- Your objective:
Copy out the data exactly, leaving the pictures behind.
* begin Data for the task *
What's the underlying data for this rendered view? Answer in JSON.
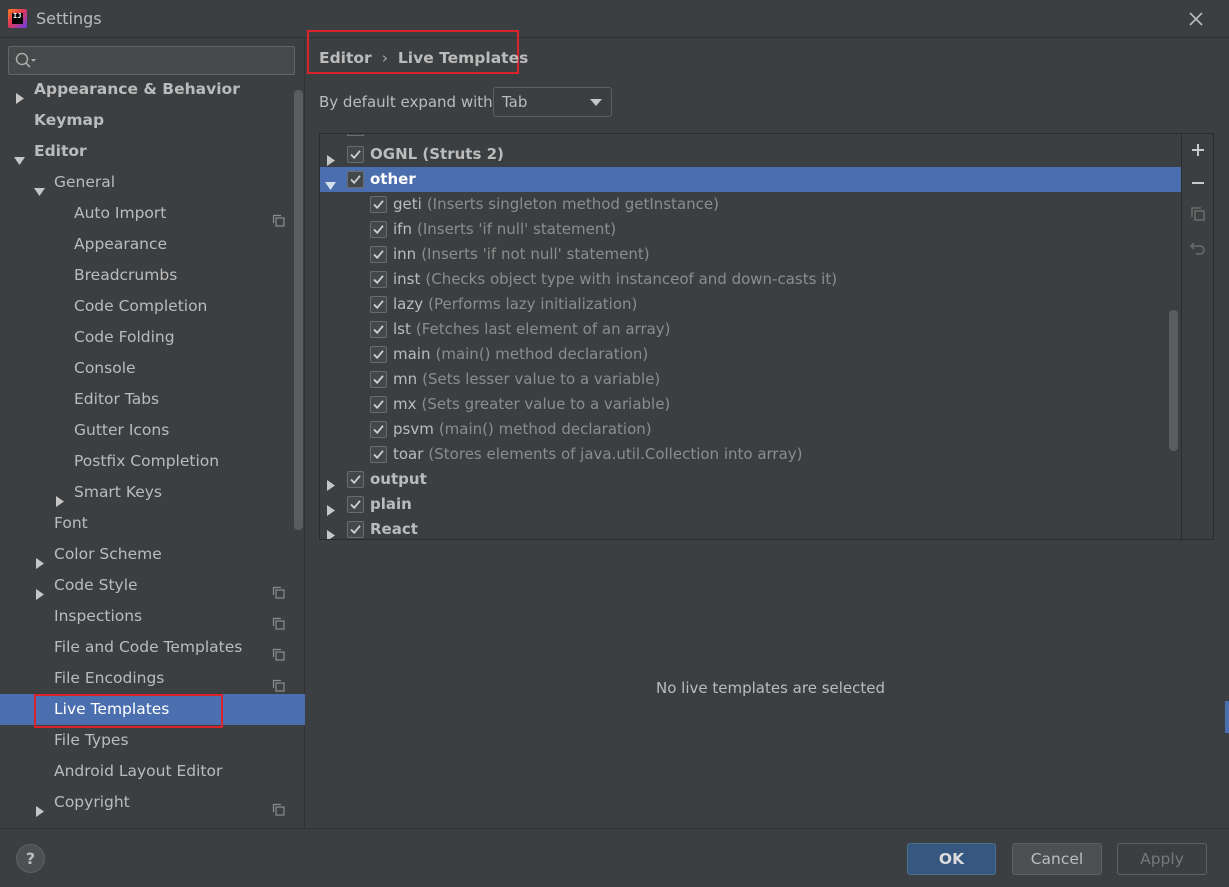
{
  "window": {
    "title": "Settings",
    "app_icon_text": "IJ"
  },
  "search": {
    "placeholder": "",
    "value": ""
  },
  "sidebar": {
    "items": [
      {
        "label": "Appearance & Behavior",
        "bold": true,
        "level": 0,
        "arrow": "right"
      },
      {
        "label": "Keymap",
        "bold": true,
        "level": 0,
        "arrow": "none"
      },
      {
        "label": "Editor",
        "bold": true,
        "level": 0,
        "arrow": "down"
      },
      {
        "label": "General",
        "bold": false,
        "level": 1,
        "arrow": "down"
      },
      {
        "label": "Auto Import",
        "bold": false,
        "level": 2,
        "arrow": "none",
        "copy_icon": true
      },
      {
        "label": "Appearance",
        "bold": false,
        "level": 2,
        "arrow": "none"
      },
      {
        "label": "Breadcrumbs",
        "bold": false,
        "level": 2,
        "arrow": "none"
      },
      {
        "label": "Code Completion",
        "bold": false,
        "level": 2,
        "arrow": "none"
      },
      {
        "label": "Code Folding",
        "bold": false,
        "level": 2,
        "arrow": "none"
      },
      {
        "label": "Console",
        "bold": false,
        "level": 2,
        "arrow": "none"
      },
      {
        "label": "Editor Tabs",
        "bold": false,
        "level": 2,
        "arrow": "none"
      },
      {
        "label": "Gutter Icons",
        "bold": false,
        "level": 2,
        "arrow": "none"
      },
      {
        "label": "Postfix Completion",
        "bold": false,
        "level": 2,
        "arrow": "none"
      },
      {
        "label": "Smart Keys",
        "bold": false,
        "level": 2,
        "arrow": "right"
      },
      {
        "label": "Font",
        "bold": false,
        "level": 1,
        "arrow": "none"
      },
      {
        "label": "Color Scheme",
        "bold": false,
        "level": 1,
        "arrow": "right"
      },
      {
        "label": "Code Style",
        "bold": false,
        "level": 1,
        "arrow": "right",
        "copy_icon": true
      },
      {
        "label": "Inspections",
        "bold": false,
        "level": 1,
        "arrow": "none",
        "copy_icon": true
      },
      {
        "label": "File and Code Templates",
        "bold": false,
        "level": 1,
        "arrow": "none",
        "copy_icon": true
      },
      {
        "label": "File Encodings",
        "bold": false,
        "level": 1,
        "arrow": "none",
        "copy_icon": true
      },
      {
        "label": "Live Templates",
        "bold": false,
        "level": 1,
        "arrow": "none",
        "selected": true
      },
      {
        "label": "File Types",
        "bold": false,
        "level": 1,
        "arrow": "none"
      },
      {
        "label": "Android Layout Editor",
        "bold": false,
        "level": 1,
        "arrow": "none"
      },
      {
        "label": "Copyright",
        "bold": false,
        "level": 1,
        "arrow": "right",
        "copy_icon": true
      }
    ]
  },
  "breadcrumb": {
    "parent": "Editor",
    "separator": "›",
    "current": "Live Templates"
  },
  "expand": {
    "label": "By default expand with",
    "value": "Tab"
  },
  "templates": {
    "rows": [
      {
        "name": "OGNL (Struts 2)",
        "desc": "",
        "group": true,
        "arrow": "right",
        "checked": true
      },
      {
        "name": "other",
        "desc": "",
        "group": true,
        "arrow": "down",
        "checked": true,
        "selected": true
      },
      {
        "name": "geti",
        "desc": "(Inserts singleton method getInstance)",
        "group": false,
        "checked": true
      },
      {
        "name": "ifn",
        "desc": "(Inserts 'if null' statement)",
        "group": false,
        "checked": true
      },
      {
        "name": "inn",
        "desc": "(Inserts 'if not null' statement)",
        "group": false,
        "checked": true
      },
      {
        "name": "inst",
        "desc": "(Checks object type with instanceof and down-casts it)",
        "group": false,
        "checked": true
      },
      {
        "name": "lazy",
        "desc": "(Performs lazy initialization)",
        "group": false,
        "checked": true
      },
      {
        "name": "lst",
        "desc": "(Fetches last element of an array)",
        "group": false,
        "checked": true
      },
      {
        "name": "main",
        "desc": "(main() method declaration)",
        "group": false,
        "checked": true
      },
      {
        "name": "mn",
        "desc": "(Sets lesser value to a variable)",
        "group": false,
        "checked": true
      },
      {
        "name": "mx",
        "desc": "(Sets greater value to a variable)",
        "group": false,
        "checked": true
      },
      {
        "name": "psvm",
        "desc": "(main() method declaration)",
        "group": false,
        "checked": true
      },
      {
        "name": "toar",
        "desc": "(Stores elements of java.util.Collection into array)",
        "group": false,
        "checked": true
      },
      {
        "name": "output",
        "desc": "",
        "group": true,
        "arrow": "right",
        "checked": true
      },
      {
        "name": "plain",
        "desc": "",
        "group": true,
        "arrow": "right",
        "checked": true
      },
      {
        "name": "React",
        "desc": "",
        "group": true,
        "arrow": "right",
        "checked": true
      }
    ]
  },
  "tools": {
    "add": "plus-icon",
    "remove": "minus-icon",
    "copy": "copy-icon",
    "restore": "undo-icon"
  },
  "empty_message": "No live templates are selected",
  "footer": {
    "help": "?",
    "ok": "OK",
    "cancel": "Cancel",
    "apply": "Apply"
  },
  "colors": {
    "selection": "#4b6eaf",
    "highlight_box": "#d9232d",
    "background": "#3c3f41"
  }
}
* end Data for the task *
- Completed exercise:
What's the underlying data for this rendered view? Answer in JSON.
{
  "window": {
    "title": "Settings",
    "app_icon_text": "IJ"
  },
  "search": {
    "placeholder": "",
    "value": ""
  },
  "sidebar": {
    "items": [
      {
        "label": "Appearance & Behavior",
        "bold": true,
        "level": 0,
        "arrow": "right"
      },
      {
        "label": "Keymap",
        "bold": true,
        "level": 0,
        "arrow": "none"
      },
      {
        "label": "Editor",
        "bold": true,
        "level": 0,
        "arrow": "down"
      },
      {
        "label": "General",
        "bold": false,
        "level": 1,
        "arrow": "down"
      },
      {
        "label": "Auto Import",
        "bold": false,
        "level": 2,
        "arrow": "none",
        "copy_icon": true
      },
      {
        "label": "Appearance",
        "bold": false,
        "level": 2,
        "arrow": "none"
      },
      {
        "label": "Breadcrumbs",
        "bold": false,
        "level": 2,
        "arrow": "none"
      },
      {
        "label": "Code Completion",
        "bold": false,
        "level": 2,
        "arrow": "none"
      },
      {
        "label": "Code Folding",
        "bold": false,
        "level": 2,
        "arrow": "none"
      },
      {
        "label": "Console",
        "bold": false,
        "level": 2,
        "arrow": "none"
      },
      {
        "label": "Editor Tabs",
        "bold": false,
        "level": 2,
        "arrow": "none"
      },
      {
        "label": "Gutter Icons",
        "bold": false,
        "level": 2,
        "arrow": "none"
      },
      {
        "label": "Postfix Completion",
        "bold": false,
        "level": 2,
        "arrow": "none"
      },
      {
        "label": "Smart Keys",
        "bold": false,
        "level": 2,
        "arrow": "right"
      },
      {
        "label": "Font",
        "bold": false,
        "level": 1,
        "arrow": "none"
      },
      {
        "label": "Color Scheme",
        "bold": false,
        "level": 1,
        "arrow": "right"
      },
      {
        "label": "Code Style",
        "bold": false,
        "level": 1,
        "arrow": "right",
        "copy_icon": true
      },
      {
        "label": "Inspections",
        "bold": false,
        "level": 1,
        "arrow": "none",
        "copy_icon": true
      },
      {
        "label": "File and Code Templates",
        "bold": false,
        "level": 1,
        "arrow": "none",
        "copy_icon": true
      },
      {
        "label": "File Encodings",
        "bold": false,
        "level": 1,
        "arrow": "none",
        "copy_icon": true
      },
      {
        "label": "Live Templates",
        "bold": false,
        "level": 1,
        "arrow": "none",
        "selected": true
      },
      {
        "label": "File Types",
        "bold": false,
        "level": 1,
        "arrow": "none"
      },
      {
        "label": "Android Layout Editor",
        "bold": false,
        "level": 1,
        "arrow": "none"
      },
      {
        "label": "Copyright",
        "bold": false,
        "level": 1,
        "arrow": "right",
        "copy_icon": true
      }
    ]
  },
  "breadcrumb": {
    "parent": "Editor",
    "separator": "›",
    "current": "Live Templates"
  },
  "expand": {
    "label": "By default expand with",
    "value": "Tab"
  },
  "templates": {
    "rows": [
      {
        "name": "OGNL (Struts 2)",
        "desc": "",
        "group": true,
        "arrow": "right",
        "checked": true
      },
      {
        "name": "other",
        "desc": "",
        "group": true,
        "arrow": "down",
        "checked": true,
        "selected": true
      },
      {
        "name": "geti",
        "desc": "(Inserts singleton method getInstance)",
        "group": false,
        "checked": true
      },
      {
        "name": "ifn",
        "desc": "(Inserts 'if null' statement)",
        "group": false,
        "checked": true
      },
      {
        "name": "inn",
        "desc": "(Inserts 'if not null' statement)",
        "group": false,
        "checked": true
      },
      {
        "name": "inst",
        "desc": "(Checks object type with instanceof and down-casts it)",
        "group": false,
        "checked": true
      },
      {
        "name": "lazy",
        "desc": "(Performs lazy initialization)",
        "group": false,
        "checked": true
      },
      {
        "name": "lst",
        "desc": "(Fetches last element of an array)",
        "group": false,
        "checked": true
      },
      {
        "name": "main",
        "desc": "(main() method declaration)",
        "group": false,
        "checked": true
      },
      {
        "name": "mn",
        "desc": "(Sets lesser value to a variable)",
        "group": false,
        "checked": true
      },
      {
        "name": "mx",
        "desc": "(Sets greater value to a variable)",
        "group": false,
        "checked": true
      },
      {
        "name": "psvm",
        "desc": "(main() method declaration)",
        "group": false,
        "checked": true
      },
      {
        "name": "toar",
        "desc": "(Stores elements of java.util.Collection into array)",
        "group": false,
        "checked": true
      },
      {
        "name": "output",
        "desc": "",
        "group": true,
        "arrow": "right",
        "checked": true
      },
      {
        "name": "plain",
        "desc": "",
        "group": true,
        "arrow": "right",
        "checked": true
      },
      {
        "name": "React",
        "desc": "",
        "group": true,
        "arrow": "right",
        "checked": true
      }
    ]
  },
  "tools": {
    "add": "plus-icon",
    "remove": "minus-icon",
    "copy": "copy-icon",
    "restore": "undo-icon"
  },
  "empty_message": "No live templates are selected",
  "footer": {
    "help": "?",
    "ok": "OK",
    "cancel": "Cancel",
    "apply": "Apply"
  },
  "colors": {
    "selection": "#4b6eaf",
    "highlight_box": "#d9232d",
    "background": "#3c3f41"
  }
}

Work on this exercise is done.